=== Required work ===
The entries below are to be written out again without alteration.

=== Source data ===
● ● ●

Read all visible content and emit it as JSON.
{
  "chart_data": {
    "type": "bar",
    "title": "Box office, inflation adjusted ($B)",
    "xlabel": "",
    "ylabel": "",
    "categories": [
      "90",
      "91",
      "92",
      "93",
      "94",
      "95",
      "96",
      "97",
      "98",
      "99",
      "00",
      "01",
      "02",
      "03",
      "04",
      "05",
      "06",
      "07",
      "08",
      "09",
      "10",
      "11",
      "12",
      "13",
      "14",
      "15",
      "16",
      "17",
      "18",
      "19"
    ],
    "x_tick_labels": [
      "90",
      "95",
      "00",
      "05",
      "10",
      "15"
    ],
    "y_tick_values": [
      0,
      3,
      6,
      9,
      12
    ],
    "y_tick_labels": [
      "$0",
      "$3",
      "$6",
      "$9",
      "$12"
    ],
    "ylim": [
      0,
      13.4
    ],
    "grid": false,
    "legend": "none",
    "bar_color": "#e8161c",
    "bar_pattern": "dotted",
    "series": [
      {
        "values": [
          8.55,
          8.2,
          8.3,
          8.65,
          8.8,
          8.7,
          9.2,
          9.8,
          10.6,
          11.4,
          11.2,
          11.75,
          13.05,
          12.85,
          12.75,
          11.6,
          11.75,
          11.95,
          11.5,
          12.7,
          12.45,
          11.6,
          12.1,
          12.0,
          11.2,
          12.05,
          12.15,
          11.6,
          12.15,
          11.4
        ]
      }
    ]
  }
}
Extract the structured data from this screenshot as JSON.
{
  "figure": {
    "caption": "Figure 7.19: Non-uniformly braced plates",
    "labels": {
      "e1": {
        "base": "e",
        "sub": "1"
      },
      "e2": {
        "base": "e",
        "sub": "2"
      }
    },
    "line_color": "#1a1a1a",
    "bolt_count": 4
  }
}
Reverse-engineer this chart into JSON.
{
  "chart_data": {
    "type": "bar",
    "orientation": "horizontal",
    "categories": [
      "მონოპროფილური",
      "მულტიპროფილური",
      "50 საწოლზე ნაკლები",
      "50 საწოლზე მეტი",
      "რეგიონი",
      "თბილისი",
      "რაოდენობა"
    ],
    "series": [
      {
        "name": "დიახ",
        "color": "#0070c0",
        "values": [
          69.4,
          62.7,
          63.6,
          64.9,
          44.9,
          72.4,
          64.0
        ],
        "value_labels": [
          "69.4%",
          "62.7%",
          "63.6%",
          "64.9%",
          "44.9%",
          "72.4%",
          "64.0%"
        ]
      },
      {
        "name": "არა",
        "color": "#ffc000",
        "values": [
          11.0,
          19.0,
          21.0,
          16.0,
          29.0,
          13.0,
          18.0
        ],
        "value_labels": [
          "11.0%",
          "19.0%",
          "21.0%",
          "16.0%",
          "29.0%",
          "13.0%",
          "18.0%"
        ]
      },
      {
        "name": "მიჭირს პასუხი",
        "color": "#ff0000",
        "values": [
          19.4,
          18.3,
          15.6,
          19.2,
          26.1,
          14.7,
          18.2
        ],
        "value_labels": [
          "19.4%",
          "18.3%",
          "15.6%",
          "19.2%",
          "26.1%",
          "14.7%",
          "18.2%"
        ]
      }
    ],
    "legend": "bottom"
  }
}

● ● ●

=== Exercise result ===
Read all visible content and emit it as JSON.
{
  "chart_data": {
    "type": "bar",
    "title": "Box office, inflation adjusted ($B)",
    "xlabel": "",
    "ylabel": "",
    "categories": [
      "90",
      "91",
      "92",
      "93",
      "94",
      "95",
      "96",
      "97",
      "98",
      "99",
      "00",
      "01",
      "02",
      "03",
      "04",
      "05",
      "06",
      "07",
      "08",
      "09",
      "10",
      "11",
      "12",
      "13",
      "14",
      "15",
      "16",
      "17",
      "18",
      "19"
    ],
    "x_tick_labels": [
      "90",
      "95",
      "00",
      "05",
      "10",
      "15"
    ],
    "y_tick_values": [
      0,
      3,
      6,
      9,
      12
    ],
    "y_tick_labels": [
      "$0",
      "$3",
      "$6",
      "$9",
      "$12"
    ],
    "ylim": [
      0,
      13.4
    ],
    "grid": false,
    "legend": "none",
    "bar_color": "#e8161c",
    "bar_pattern": "dotted",
    "series": [
      {
        "values": [
          8.55,
          8.2,
          8.3,
          8.65,
          8.8,
          8.7,
          9.2,
          9.8,
          10.6,
          11.4,
          11.2,
          11.75,
          13.05,
          12.85,
          12.75,
          11.6,
          11.75,
          11.95,
          11.5,
          12.7,
          12.45,
          11.6,
          12.1,
          12.0,
          11.2,
          12.05,
          12.15,
          11.6,
          12.15,
          11.4
        ]
      }
    ]
  }
}
Extract the structured data from this screenshot as JSON.
{
  "figure": {
    "caption": "Figure 7.19: Non-uniformly braced plates",
    "labels": {
      "e1": {
        "base": "e",
        "sub": "1"
      },
      "e2": {
        "base": "e",
        "sub": "2"
      }
    },
    "line_color": "#1a1a1a",
    "bolt_count": 4
  }
}
Reverse-engineer this chart into JSON.
{
  "chart_data": {
    "type": "bar",
    "orientation": "horizontal",
    "categories": [
      "მონოპროფილური",
      "მულტიპროფილური",
      "50 საწოლზე ნაკლები",
      "50 საწოლზე მეტი",
      "რეგიონი",
      "თბილისი",
      "რაოდენობა"
    ],
    "series": [
      {
        "name": "დიახ",
        "color": "#0070c0",
        "values": [
          69.4,
          62.7,
          63.6,
          64.9,
          44.9,
          72.4,
          64.0
        ],
        "value_labels": [
          "69.4%",
          "62.7%",
          "63.6%",
          "64.9%",
          "44.9%",
          "72.4%",
          "64.0%"
        ]
      },
      {
        "name": "არა",
        "color": "#ffc000",
        "values": [
          11.0,
          19.0,
          21.0,
          16.0,
          29.0,
          13.0,
          18.0
        ],
        "value_labels": [
          "11.0%",
          "19.0%",
          "21.0%",
          "16.0%",
          "29.0%",
          "13.0%",
          "18.0%"
        ]
      },
      {
        "name": "მიჭირს პასუხი",
        "color": "#ff0000",
        "values": [
          19.4,
          18.3,
          15.6,
          19.2,
          26.1,
          14.7,
          18.2
        ],
        "value_labels": [
          "19.4%",
          "18.3%",
          "15.6%",
          "19.2%",
          "26.1%",
          "14.7%",
          "18.2%"
        ]
      }
    ],
    "legend": "bottom"
  }
}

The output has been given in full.